● Short problem
Find each line with "Kepala" and copy it.

● Collection entries

######

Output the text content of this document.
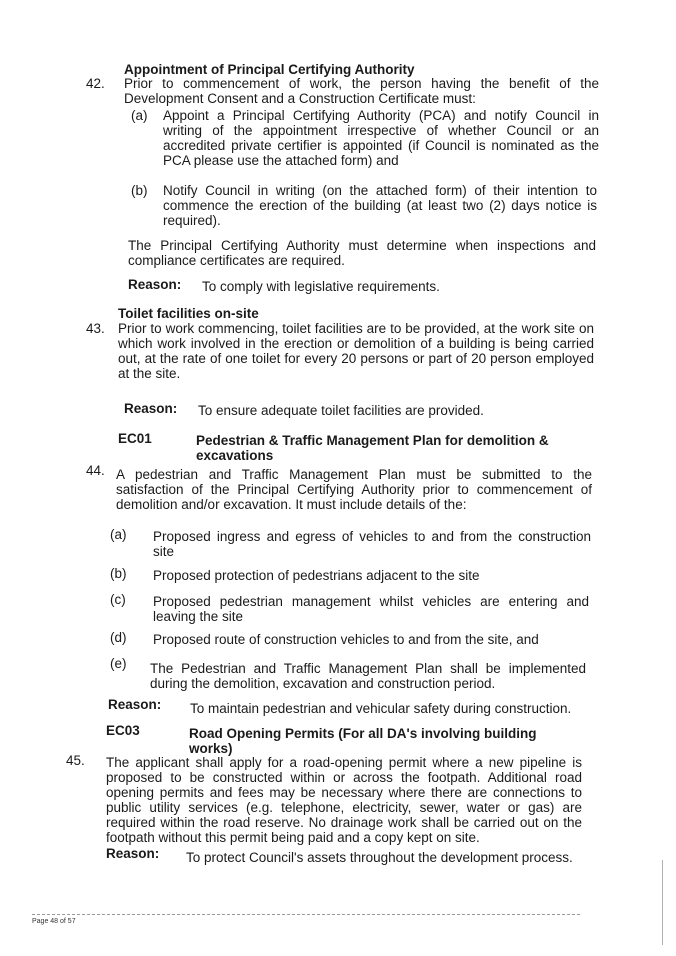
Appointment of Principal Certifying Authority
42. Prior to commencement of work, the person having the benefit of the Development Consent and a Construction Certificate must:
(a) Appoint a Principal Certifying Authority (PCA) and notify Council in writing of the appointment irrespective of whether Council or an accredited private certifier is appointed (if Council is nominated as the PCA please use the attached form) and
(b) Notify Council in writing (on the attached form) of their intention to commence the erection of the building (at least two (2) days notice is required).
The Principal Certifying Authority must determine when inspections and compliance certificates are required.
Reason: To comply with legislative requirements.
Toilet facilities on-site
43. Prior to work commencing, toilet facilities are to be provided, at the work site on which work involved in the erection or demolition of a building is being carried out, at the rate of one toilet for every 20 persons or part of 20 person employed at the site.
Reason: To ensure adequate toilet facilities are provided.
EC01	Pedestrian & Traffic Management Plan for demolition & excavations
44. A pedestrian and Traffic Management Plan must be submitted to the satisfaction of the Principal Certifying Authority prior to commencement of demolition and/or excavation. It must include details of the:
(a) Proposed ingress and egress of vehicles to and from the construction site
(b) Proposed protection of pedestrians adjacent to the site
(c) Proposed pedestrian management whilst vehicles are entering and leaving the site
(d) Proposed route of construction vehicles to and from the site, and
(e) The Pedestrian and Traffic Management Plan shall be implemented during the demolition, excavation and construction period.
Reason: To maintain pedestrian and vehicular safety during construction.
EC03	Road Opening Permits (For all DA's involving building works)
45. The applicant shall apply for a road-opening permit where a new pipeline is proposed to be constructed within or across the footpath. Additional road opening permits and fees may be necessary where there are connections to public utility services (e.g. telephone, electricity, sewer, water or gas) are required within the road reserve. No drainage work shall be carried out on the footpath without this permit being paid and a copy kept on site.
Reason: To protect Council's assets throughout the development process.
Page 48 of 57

######

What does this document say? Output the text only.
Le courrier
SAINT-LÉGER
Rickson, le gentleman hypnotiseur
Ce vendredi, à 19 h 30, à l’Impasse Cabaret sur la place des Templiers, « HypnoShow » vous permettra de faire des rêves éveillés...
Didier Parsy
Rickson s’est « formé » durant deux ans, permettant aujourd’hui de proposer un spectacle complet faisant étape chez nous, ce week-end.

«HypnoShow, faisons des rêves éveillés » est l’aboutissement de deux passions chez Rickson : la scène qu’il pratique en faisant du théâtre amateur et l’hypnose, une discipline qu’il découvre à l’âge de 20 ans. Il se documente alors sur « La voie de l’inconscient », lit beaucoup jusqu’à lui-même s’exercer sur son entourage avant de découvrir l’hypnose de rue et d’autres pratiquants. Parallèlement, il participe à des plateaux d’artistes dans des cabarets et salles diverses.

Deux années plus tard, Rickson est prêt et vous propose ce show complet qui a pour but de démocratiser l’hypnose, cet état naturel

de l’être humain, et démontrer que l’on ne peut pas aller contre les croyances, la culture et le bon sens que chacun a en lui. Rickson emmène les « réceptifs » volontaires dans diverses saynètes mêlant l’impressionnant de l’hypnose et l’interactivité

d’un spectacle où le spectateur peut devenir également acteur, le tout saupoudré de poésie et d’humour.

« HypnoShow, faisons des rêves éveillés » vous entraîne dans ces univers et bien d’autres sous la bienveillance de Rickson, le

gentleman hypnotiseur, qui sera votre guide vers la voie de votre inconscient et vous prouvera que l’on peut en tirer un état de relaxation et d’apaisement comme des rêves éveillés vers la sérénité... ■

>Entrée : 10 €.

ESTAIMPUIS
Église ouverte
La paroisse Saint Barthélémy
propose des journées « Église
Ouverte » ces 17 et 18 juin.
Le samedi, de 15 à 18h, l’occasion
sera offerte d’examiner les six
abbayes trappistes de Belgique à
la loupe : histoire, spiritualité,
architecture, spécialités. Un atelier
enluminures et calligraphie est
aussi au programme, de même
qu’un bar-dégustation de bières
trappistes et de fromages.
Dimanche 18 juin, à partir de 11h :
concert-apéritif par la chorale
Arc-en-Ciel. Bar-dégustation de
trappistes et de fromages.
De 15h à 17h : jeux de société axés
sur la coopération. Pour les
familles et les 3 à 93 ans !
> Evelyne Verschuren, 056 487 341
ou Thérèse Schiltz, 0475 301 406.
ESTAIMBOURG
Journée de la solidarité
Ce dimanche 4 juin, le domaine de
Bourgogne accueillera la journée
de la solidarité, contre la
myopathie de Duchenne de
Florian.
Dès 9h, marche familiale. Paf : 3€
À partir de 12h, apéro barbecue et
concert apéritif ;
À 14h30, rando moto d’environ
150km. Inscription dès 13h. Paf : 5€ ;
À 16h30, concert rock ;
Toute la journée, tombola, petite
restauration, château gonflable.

######

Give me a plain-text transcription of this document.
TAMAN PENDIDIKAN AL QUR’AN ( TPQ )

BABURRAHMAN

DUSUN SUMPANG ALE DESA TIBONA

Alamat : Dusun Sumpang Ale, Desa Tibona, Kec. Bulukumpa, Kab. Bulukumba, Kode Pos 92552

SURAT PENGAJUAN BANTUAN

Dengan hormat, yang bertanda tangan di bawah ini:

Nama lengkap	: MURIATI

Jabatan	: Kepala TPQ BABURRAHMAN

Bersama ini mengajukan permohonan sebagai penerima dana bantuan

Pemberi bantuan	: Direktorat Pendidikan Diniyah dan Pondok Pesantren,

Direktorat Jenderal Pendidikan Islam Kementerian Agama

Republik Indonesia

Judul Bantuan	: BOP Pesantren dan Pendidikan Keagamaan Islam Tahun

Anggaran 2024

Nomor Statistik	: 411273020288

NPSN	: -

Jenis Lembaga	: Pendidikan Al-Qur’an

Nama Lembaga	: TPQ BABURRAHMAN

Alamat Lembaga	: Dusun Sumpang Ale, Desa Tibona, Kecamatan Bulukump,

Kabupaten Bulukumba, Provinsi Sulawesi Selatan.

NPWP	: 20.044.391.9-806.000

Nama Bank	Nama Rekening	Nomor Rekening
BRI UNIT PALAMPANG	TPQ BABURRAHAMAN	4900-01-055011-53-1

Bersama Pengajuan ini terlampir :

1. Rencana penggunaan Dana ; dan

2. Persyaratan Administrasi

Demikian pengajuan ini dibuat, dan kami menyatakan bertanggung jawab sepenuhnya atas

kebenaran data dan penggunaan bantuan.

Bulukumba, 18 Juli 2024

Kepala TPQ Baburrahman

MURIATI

######

● Task answer
Jabatan	: Kepala TPQ BABURRAHMAN
Kepala TPQ Baburrahman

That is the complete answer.